INPUT ROWS:

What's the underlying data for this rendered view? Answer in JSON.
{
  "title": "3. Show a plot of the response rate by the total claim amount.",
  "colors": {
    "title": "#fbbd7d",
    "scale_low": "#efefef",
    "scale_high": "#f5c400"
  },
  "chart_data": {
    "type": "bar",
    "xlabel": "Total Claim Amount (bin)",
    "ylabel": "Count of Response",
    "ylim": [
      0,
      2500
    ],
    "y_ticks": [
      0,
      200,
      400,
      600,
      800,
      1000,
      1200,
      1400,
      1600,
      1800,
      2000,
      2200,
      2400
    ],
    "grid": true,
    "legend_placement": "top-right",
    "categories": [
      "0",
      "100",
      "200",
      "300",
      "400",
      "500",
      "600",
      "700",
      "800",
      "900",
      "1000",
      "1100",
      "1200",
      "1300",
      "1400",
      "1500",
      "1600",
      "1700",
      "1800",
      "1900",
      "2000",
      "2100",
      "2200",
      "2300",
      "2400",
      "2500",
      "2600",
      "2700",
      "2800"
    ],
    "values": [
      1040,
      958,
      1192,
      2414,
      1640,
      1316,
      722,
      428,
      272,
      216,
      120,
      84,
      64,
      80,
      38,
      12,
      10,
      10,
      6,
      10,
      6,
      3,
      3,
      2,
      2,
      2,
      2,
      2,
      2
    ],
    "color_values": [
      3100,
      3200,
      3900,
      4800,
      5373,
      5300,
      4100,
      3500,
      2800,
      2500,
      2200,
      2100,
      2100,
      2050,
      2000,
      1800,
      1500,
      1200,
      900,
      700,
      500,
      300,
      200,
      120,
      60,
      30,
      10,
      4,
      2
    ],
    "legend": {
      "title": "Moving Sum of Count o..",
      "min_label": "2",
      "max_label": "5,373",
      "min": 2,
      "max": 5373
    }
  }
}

WRITTEN TASK: Retype all of the material above with every character intact.

FINISHED ANSWER:
What's the underlying data for this rendered view? Answer in JSON.
{
  "title": "3. Show a plot of the response rate by the total claim amount.",
  "colors": {
    "title": "#fbbd7d",
    "scale_low": "#efefef",
    "scale_high": "#f5c400"
  },
  "chart_data": {
    "type": "bar",
    "xlabel": "Total Claim Amount (bin)",
    "ylabel": "Count of Response",
    "ylim": [
      0,
      2500
    ],
    "y_ticks": [
      0,
      200,
      400,
      600,
      800,
      1000,
      1200,
      1400,
      1600,
      1800,
      2000,
      2200,
      2400
    ],
    "grid": true,
    "legend_placement": "top-right",
    "categories": [
      "0",
      "100",
      "200",
      "300",
      "400",
      "500",
      "600",
      "700",
      "800",
      "900",
      "1000",
      "1100",
      "1200",
      "1300",
      "1400",
      "1500",
      "1600",
      "1700",
      "1800",
      "1900",
      "2000",
      "2100",
      "2200",
      "2300",
      "2400",
      "2500",
      "2600",
      "2700",
      "2800"
    ],
    "values": [
      1040,
      958,
      1192,
      2414,
      1640,
      1316,
      722,
      428,
      272,
      216,
      120,
      84,
      64,
      80,
      38,
      12,
      10,
      10,
      6,
      10,
      6,
      3,
      3,
      2,
      2,
      2,
      2,
      2,
      2
    ],
    "color_values": [
      3100,
      3200,
      3900,
      4800,
      5373,
      5300,
      4100,
      3500,
      2800,
      2500,
      2200,
      2100,
      2100,
      2050,
      2000,
      1800,
      1500,
      1200,
      900,
      700,
      500,
      300,
      200,
      120,
      60,
      30,
      10,
      4,
      2
    ],
    "legend": {
      "title": "Moving Sum of Count o..",
      "min_label": "2",
      "max_label": "5,373",
      "min": 2,
      "max": 5373
    }
  }
}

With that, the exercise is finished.